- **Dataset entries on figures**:
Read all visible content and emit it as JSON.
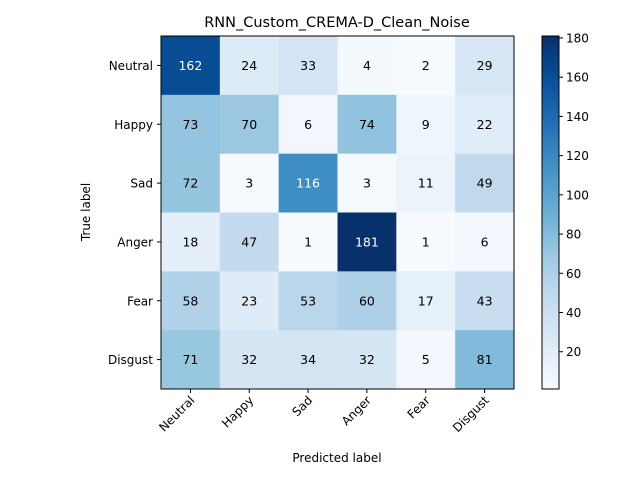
{
  "chart_data": {
    "type": "heatmap",
    "title": "RNN_Custom_CREMA-D_Clean_Noise",
    "xlabel": "Predicted label",
    "ylabel": "True label",
    "x_categories": [
      "Neutral",
      "Happy",
      "Sad",
      "Anger",
      "Fear",
      "Disgust"
    ],
    "y_categories": [
      "Neutral",
      "Happy",
      "Sad",
      "Anger",
      "Fear",
      "Disgust"
    ],
    "matrix": [
      [
        162,
        24,
        33,
        4,
        2,
        29
      ],
      [
        73,
        70,
        6,
        74,
        9,
        22
      ],
      [
        72,
        3,
        116,
        3,
        11,
        49
      ],
      [
        18,
        47,
        1,
        181,
        1,
        6
      ],
      [
        58,
        23,
        53,
        60,
        17,
        43
      ],
      [
        71,
        32,
        34,
        32,
        5,
        81
      ]
    ],
    "colormap": "Blues",
    "colorbar": {
      "range": [
        1,
        181
      ],
      "ticks": [
        20,
        40,
        60,
        80,
        100,
        120,
        140,
        160,
        180
      ]
    },
    "colors": {
      "low": "#f7fbff",
      "high": "#08306b"
    }
  }
}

- **SHORT PROBLEM**: Each line above is to be copied verbatim. Drop any image from the copy.

- **TASK SOLUTION**:
Read all visible content and emit it as JSON.
{
  "chart_data": {
    "type": "heatmap",
    "title": "RNN_Custom_CREMA-D_Clean_Noise",
    "xlabel": "Predicted label",
    "ylabel": "True label",
    "x_categories": [
      "Neutral",
      "Happy",
      "Sad",
      "Anger",
      "Fear",
      "Disgust"
    ],
    "y_categories": [
      "Neutral",
      "Happy",
      "Sad",
      "Anger",
      "Fear",
      "Disgust"
    ],
    "matrix": [
      [
        162,
        24,
        33,
        4,
        2,
        29
      ],
      [
        73,
        70,
        6,
        74,
        9,
        22
      ],
      [
        72,
        3,
        116,
        3,
        11,
        49
      ],
      [
        18,
        47,
        1,
        181,
        1,
        6
      ],
      [
        58,
        23,
        53,
        60,
        17,
        43
      ],
      [
        71,
        32,
        34,
        32,
        5,
        81
      ]
    ],
    "colormap": "Blues",
    "colorbar": {
      "range": [
        1,
        181
      ],
      "ticks": [
        20,
        40,
        60,
        80,
        100,
        120,
        140,
        160,
        180
      ]
    },
    "colors": {
      "low": "#f7fbff",
      "high": "#08306b"
    }
  }
}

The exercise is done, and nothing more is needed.